#### What this task involves
Leave out the pictures and transcribe the rest of the records exactly.

#### Entries supplied
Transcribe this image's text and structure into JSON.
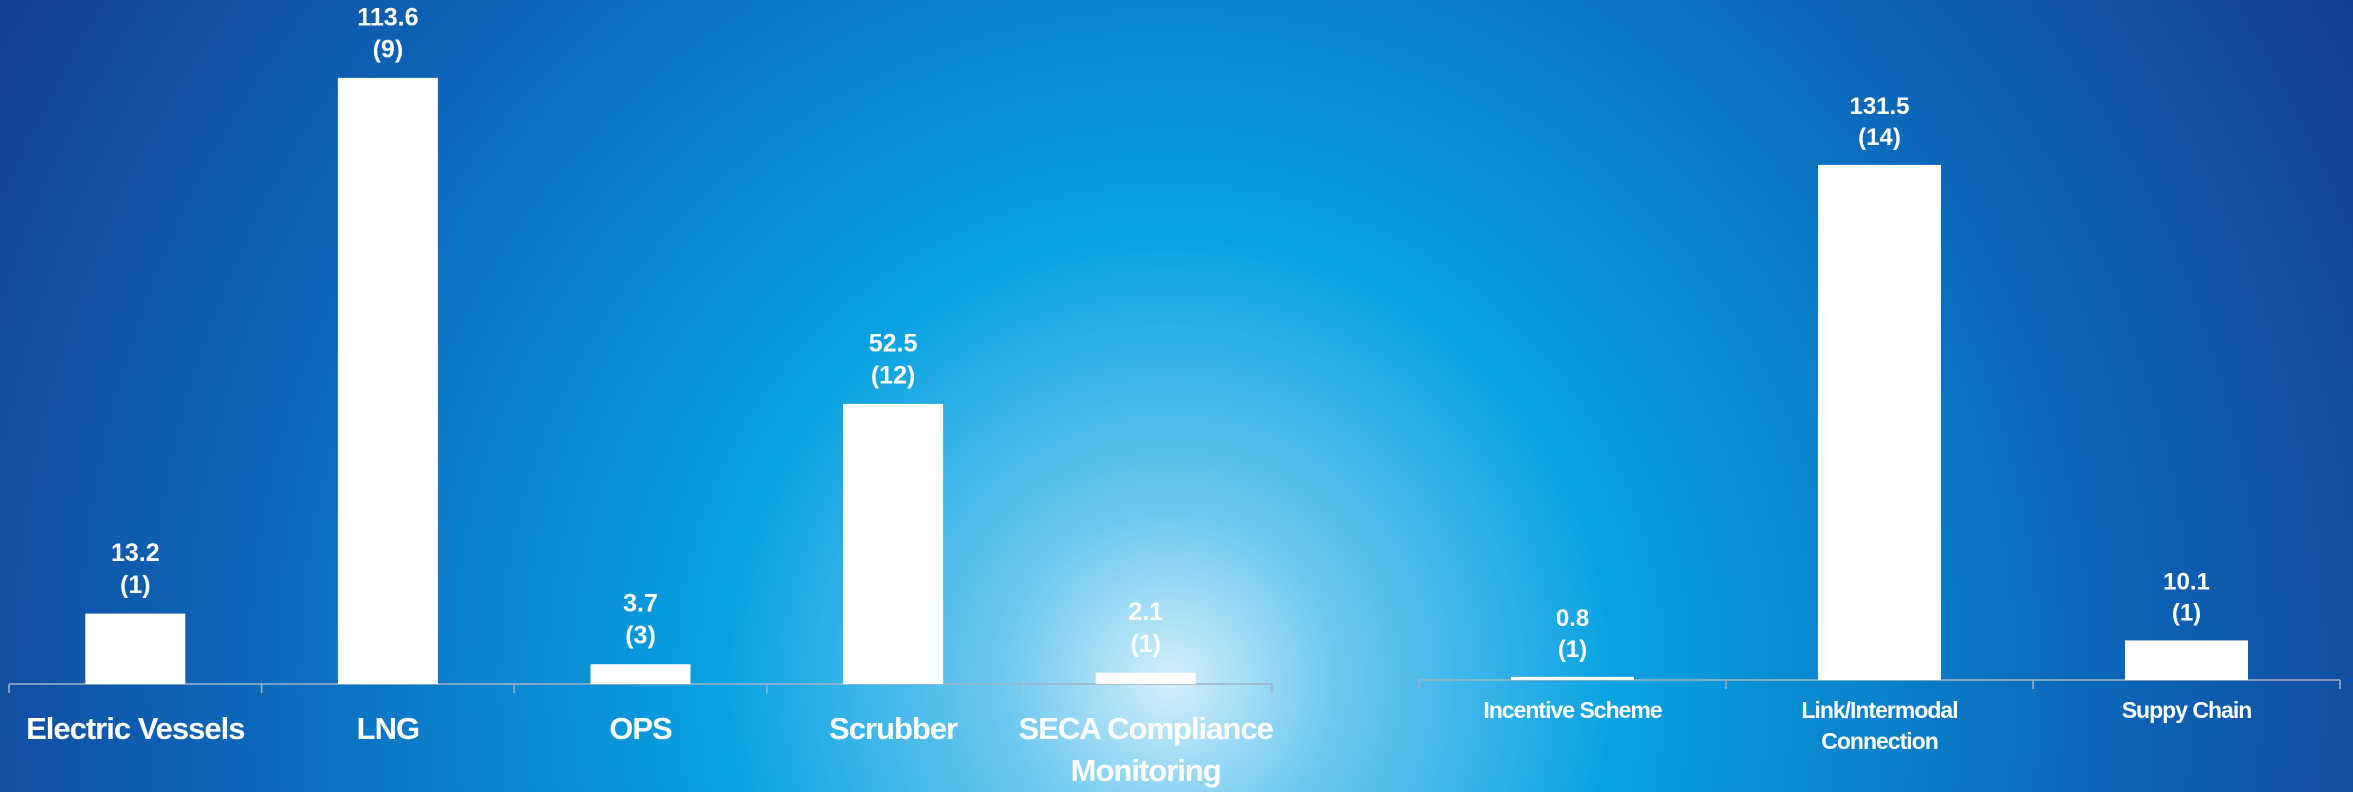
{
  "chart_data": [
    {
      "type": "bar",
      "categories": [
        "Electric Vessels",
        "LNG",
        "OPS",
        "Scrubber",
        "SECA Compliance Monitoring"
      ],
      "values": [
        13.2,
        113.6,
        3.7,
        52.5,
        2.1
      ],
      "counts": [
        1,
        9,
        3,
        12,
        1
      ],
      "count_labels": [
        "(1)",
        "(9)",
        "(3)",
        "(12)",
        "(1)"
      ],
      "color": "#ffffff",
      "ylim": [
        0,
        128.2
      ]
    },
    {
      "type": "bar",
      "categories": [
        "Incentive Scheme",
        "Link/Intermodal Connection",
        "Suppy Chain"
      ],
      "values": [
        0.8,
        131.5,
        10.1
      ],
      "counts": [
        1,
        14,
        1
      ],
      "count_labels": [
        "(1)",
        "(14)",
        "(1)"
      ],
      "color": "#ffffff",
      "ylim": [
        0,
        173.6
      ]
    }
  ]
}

#### Result of this exercise
Transcribe this image's text and structure into JSON.
{
  "chart_data": [
    {
      "type": "bar",
      "categories": [
        "Electric Vessels",
        "LNG",
        "OPS",
        "Scrubber",
        "SECA Compliance Monitoring"
      ],
      "values": [
        13.2,
        113.6,
        3.7,
        52.5,
        2.1
      ],
      "counts": [
        1,
        9,
        3,
        12,
        1
      ],
      "count_labels": [
        "(1)",
        "(9)",
        "(3)",
        "(12)",
        "(1)"
      ],
      "color": "#ffffff",
      "ylim": [
        0,
        128.2
      ]
    },
    {
      "type": "bar",
      "categories": [
        "Incentive Scheme",
        "Link/Intermodal Connection",
        "Suppy Chain"
      ],
      "values": [
        0.8,
        131.5,
        10.1
      ],
      "counts": [
        1,
        14,
        1
      ],
      "count_labels": [
        "(1)",
        "(14)",
        "(1)"
      ],
      "color": "#ffffff",
      "ylim": [
        0,
        173.6
      ]
    }
  ]
}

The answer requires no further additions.